• **Goal**
Copy out each line exactly; pictures stay out of the copy.

Start

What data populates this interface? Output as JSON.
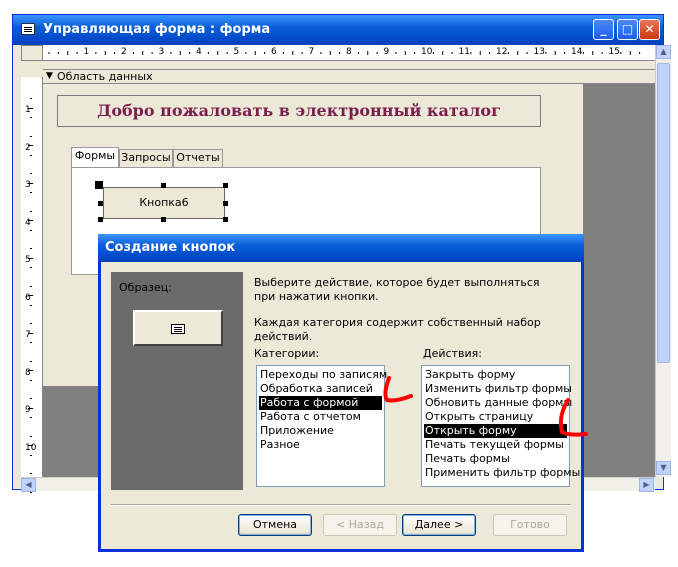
{
  "window": {
    "title": "Управляющая форма : форма",
    "min": "_",
    "max": "□",
    "close": "✕"
  },
  "section": {
    "arrow": "▼",
    "label": "Область данных"
  },
  "form": {
    "heading": "Добро пожаловать в электронный каталог",
    "tabs": [
      "Формы",
      "Запросы",
      "Отчеты"
    ],
    "button_label": "Кнопка6"
  },
  "ruler": {
    "h_numbers": [
      "1",
      "2",
      "3",
      "4",
      "5",
      "6",
      "7",
      "8",
      "9",
      "10",
      "11",
      "12",
      "13",
      "14",
      "15"
    ],
    "v_numbers": [
      "1",
      "2",
      "3",
      "4",
      "5",
      "6",
      "7",
      "8",
      "9",
      "10"
    ]
  },
  "dialog": {
    "title": "Создание кнопок",
    "sample_label": "Образец:",
    "description": "Выберите действие, которое будет выполняться при нажатии кнопки.",
    "note": "Каждая категория содержит собственный набор действий.",
    "categories_label": "Категории:",
    "actions_label": "Действия:",
    "categories": [
      "Переходы по записям",
      "Обработка записей",
      "Работа с формой",
      "Работа с отчетом",
      "Приложение",
      "Разное"
    ],
    "categories_selected": 2,
    "actions": [
      "Закрыть форму",
      "Изменить фильтр формы",
      "Обновить данные формы",
      "Открыть страницу",
      "Открыть форму",
      "Печать текущей формы",
      "Печать формы",
      "Применить фильтр формы"
    ],
    "actions_selected": 4,
    "buttons": {
      "cancel": "Отмена",
      "back": "< Назад",
      "next": "Далее >",
      "finish": "Готово"
    }
  },
  "colors": {
    "titlebar": "#0a5fd8",
    "heading": "#7b1e4e",
    "annotation": "#ff0000"
  }
}
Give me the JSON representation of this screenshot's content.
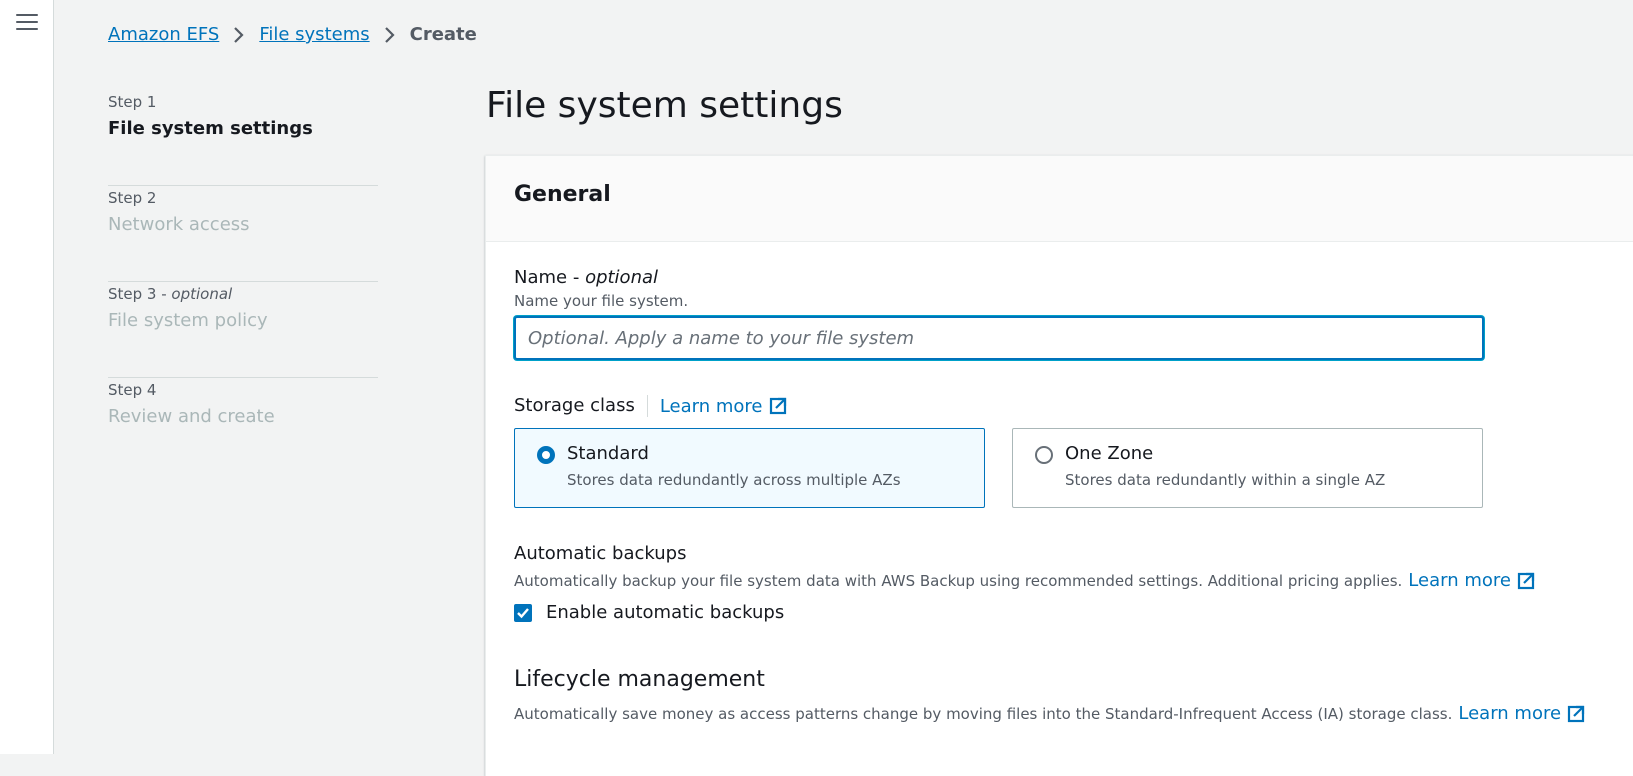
{
  "nav": {
    "menu_icon": "hamburger-menu-icon"
  },
  "breadcrumb": {
    "items": [
      "Amazon EFS",
      "File systems"
    ],
    "current": "Create"
  },
  "steps": [
    {
      "num": "Step 1",
      "optional": "",
      "title": "File system settings",
      "active": true
    },
    {
      "num": "Step 2",
      "optional": "",
      "title": "Network access",
      "active": false
    },
    {
      "num": "Step 3",
      "optional": "optional",
      "title": "File system policy",
      "active": false
    },
    {
      "num": "Step 4",
      "optional": "",
      "title": "Review and create",
      "active": false
    }
  ],
  "page": {
    "title": "File system settings"
  },
  "general": {
    "heading": "General",
    "name": {
      "label": "Name",
      "label_suffix": "optional",
      "description": "Name your file system.",
      "value": "",
      "placeholder": "Optional. Apply a name to your file system"
    },
    "storage_class": {
      "label": "Storage class",
      "learn_more": "Learn more",
      "options": [
        {
          "title": "Standard",
          "description": "Stores data redundantly across multiple AZs",
          "selected": true
        },
        {
          "title": "One Zone",
          "description": "Stores data redundantly within a single AZ",
          "selected": false
        }
      ]
    },
    "backups": {
      "label": "Automatic backups",
      "description": "Automatically backup your file system data with AWS Backup using recommended settings. Additional pricing applies.",
      "learn_more": "Learn more",
      "checkbox_label": "Enable automatic backups",
      "checked": true
    },
    "lifecycle": {
      "heading": "Lifecycle management",
      "description": "Automatically save money as access patterns change by moving files into the Standard-Infrequent Access (IA) storage class.",
      "learn_more": "Learn more"
    }
  },
  "colors": {
    "link": "#0073bb",
    "selected_tile_bg": "#f1faff",
    "page_bg": "#f2f3f3"
  }
}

End

• **Response**
What data populates this interface? Output as JSON.
{
  "window": {
    "title": "Управляющая форма : форма",
    "min": "_",
    "max": "□",
    "close": "✕"
  },
  "section": {
    "arrow": "▼",
    "label": "Область данных"
  },
  "form": {
    "heading": "Добро пожаловать в электронный каталог",
    "tabs": [
      "Формы",
      "Запросы",
      "Отчеты"
    ],
    "button_label": "Кнопка6"
  },
  "ruler": {
    "h_numbers": [
      "1",
      "2",
      "3",
      "4",
      "5",
      "6",
      "7",
      "8",
      "9",
      "10",
      "11",
      "12",
      "13",
      "14",
      "15"
    ],
    "v_numbers": [
      "1",
      "2",
      "3",
      "4",
      "5",
      "6",
      "7",
      "8",
      "9",
      "10"
    ]
  },
  "dialog": {
    "title": "Создание кнопок",
    "sample_label": "Образец:",
    "description": "Выберите действие, которое будет выполняться при нажатии кнопки.",
    "note": "Каждая категория содержит собственный набор действий.",
    "categories_label": "Категории:",
    "actions_label": "Действия:",
    "categories": [
      "Переходы по записям",
      "Обработка записей",
      "Работа с формой",
      "Работа с отчетом",
      "Приложение",
      "Разное"
    ],
    "categories_selected": 2,
    "actions": [
      "Закрыть форму",
      "Изменить фильтр формы",
      "Обновить данные формы",
      "Открыть страницу",
      "Открыть форму",
      "Печать текущей формы",
      "Печать формы",
      "Применить фильтр формы"
    ],
    "actions_selected": 4,
    "buttons": {
      "cancel": "Отмена",
      "back": "< Назад",
      "next": "Далее >",
      "finish": "Готово"
    }
  },
  "colors": {
    "titlebar": "#0a5fd8",
    "heading": "#7b1e4e",
    "annotation": "#ff0000"
  }
}
Give me the JSON representation of this screenshot's content.
{
  "nav": {
    "menu_icon": "hamburger-menu-icon"
  },
  "breadcrumb": {
    "items": [
      "Amazon EFS",
      "File systems"
    ],
    "current": "Create"
  },
  "steps": [
    {
      "num": "Step 1",
      "optional": "",
      "title": "File system settings",
      "active": true
    },
    {
      "num": "Step 2",
      "optional": "",
      "title": "Network access",
      "active": false
    },
    {
      "num": "Step 3",
      "optional": "optional",
      "title": "File system policy",
      "active": false
    },
    {
      "num": "Step 4",
      "optional": "",
      "title": "Review and create",
      "active": false
    }
  ],
  "page": {
    "title": "File system settings"
  },
  "general": {
    "heading": "General",
    "name": {
      "label": "Name",
      "label_suffix": "optional",
      "description": "Name your file system.",
      "value": "",
      "placeholder": "Optional. Apply a name to your file system"
    },
    "storage_class": {
      "label": "Storage class",
      "learn_more": "Learn more",
      "options": [
        {
          "title": "Standard",
          "description": "Stores data redundantly across multiple AZs",
          "selected": true
        },
        {
          "title": "One Zone",
          "description": "Stores data redundantly within a single AZ",
          "selected": false
        }
      ]
    },
    "backups": {
      "label": "Automatic backups",
      "description": "Automatically backup your file system data with AWS Backup using recommended settings. Additional pricing applies.",
      "learn_more": "Learn more",
      "checkbox_label": "Enable automatic backups",
      "checked": true
    },
    "lifecycle": {
      "heading": "Lifecycle management",
      "description": "Automatically save money as access patterns change by moving files into the Standard-Infrequent Access (IA) storage class.",
      "learn_more": "Learn more"
    }
  },
  "colors": {
    "link": "#0073bb",
    "selected_tile_bg": "#f1faff",
    "page_bg": "#f2f3f3"
  }
}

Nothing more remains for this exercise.